Copy down all of the data underneath, exactly as shown.

» **Data for this exercise**:
▬▬▬▬▬▬▬▬▬▬
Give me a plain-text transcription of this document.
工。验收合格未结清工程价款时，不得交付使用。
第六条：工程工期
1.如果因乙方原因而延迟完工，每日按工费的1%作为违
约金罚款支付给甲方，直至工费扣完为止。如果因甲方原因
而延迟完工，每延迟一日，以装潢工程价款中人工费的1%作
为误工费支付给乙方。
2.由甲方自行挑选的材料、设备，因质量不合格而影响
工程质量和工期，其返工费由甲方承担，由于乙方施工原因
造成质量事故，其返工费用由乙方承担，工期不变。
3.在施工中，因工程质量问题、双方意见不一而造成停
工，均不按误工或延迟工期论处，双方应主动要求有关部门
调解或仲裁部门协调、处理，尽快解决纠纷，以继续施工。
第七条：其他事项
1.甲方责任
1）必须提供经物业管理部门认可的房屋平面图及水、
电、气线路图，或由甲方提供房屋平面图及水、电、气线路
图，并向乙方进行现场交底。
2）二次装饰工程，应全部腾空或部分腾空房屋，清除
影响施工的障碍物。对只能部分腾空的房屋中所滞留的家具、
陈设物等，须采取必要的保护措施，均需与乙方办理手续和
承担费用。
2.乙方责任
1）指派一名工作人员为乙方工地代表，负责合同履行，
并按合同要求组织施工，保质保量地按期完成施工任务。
▬▬▬▬▬▬▬▬▬▬
» **Output of the task**:
Give me a plain-text transcription of this document.
工。验收合格未结清工程价款时，不得交付使用。
第六条：工程工期
1.如果因乙方原因而延迟完工，每日按工费的1%作为违
约金罚款支付给甲方，直至工费扣完为止。如果因甲方原因
而延迟完工，每延迟一日，以装潢工程价款中人工费的1%作
为误工费支付给乙方。
2.由甲方自行挑选的材料、设备，因质量不合格而影响
工程质量和工期，其返工费由甲方承担，由于乙方施工原因
造成质量事故，其返工费用由乙方承担，工期不变。
3.在施工中，因工程质量问题、双方意见不一而造成停
工，均不按误工或延迟工期论处，双方应主动要求有关部门
调解或仲裁部门协调、处理，尽快解决纠纷，以继续施工。
第七条：其他事项
1.甲方责任
1）必须提供经物业管理部门认可的房屋平面图及水、
电、气线路图，或由甲方提供房屋平面图及水、电、气线路
图，并向乙方进行现场交底。
2）二次装饰工程，应全部腾空或部分腾空房屋，清除
影响施工的障碍物。对只能部分腾空的房屋中所滞留的家具、
陈设物等，须采取必要的保护措施，均需与乙方办理手续和
承担费用。
2.乙方责任
1）指派一名工作人员为乙方工地代表，负责合同履行，
并按合同要求组织施工，保质保量地按期完成施工任务。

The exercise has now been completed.